TASK GOAL: Which lines of the records contain "text"? Collect every one of them.

Recorded data

※ ※ ※

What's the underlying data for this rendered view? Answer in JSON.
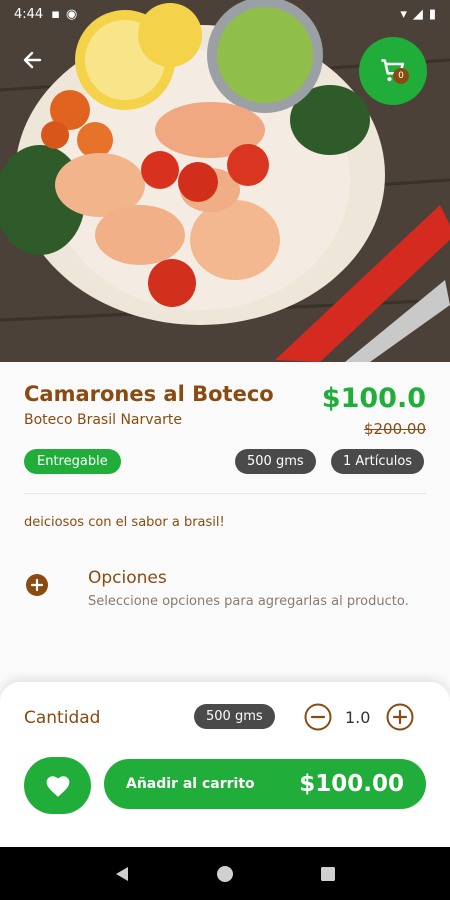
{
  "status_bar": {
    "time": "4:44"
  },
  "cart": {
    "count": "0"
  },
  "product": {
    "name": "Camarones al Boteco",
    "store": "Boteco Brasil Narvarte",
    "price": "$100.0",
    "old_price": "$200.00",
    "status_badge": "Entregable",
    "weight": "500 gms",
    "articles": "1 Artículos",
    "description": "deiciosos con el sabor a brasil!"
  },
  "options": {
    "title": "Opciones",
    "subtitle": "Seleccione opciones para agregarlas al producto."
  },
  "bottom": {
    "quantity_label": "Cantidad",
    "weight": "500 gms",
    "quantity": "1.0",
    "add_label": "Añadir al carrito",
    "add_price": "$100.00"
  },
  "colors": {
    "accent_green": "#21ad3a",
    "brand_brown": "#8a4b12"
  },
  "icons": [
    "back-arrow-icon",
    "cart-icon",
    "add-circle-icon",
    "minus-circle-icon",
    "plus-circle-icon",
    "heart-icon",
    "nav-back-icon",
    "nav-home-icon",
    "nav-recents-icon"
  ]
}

※ ※ ※

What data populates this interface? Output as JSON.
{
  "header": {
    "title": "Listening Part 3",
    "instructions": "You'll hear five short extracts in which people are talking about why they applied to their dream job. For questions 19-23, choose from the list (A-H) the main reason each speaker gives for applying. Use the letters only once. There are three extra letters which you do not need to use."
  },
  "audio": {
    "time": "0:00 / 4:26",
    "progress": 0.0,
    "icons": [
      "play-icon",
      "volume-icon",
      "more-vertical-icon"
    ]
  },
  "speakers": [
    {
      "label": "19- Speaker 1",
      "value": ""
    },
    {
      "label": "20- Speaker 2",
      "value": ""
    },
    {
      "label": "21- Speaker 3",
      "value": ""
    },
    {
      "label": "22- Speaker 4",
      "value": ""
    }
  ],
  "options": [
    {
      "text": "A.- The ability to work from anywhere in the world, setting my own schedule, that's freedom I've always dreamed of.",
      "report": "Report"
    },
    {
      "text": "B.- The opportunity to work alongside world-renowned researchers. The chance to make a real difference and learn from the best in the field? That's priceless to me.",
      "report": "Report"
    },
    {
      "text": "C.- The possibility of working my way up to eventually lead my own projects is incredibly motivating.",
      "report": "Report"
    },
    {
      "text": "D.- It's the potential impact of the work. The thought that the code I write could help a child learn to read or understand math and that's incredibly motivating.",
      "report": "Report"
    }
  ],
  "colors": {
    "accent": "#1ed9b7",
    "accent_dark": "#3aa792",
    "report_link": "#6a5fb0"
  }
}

※ ※ ※

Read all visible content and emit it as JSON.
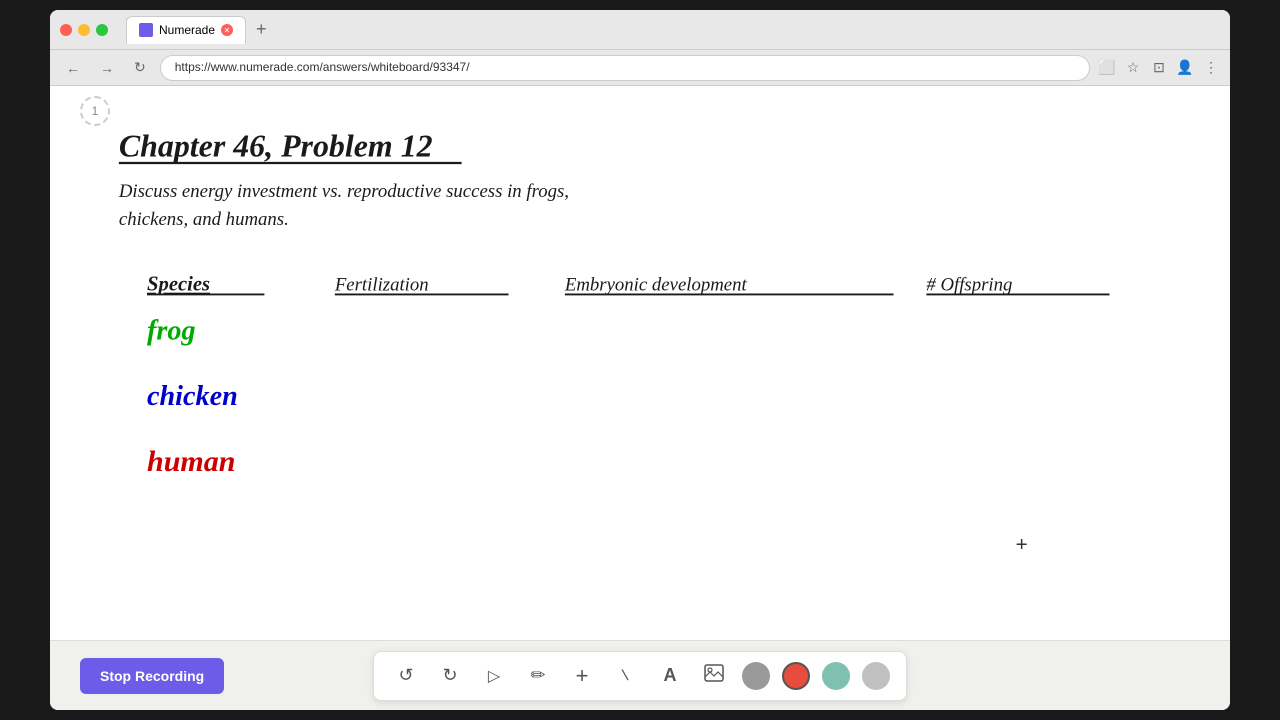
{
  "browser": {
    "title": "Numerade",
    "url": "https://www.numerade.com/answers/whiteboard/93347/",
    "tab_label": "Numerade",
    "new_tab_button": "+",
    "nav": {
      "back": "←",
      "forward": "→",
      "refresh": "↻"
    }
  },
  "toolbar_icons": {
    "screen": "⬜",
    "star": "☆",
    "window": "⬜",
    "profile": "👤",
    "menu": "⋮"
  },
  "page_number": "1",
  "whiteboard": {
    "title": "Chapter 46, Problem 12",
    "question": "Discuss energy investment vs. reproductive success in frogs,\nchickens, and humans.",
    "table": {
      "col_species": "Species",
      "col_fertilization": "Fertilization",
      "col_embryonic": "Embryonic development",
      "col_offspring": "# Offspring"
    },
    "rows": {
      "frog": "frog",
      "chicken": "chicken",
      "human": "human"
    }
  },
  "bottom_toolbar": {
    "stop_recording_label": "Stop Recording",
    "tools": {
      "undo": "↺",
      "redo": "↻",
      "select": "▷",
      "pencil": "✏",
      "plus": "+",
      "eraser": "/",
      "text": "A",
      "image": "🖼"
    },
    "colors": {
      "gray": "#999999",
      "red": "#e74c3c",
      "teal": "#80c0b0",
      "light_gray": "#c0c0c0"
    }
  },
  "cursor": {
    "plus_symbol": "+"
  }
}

※ ※ ※

PROBLEM SOLUTION:
      "text": "A.- The ability to work from anywhere in the world, setting my own schedule, that's freedom I've always dreamed of.",
      "text": "B.- The opportunity to work alongside world-renowned researchers. The chance to make a real difference and learn from the best in the field? That's priceless to me.",
      "text": "C.- The possibility of working my way up to eventually lead my own projects is incredibly motivating.",
      "text": "D.- It's the potential impact of the work. The thought that the code I write could help a child learn to read or understand math and that's incredibly motivating.",
      "text": "A",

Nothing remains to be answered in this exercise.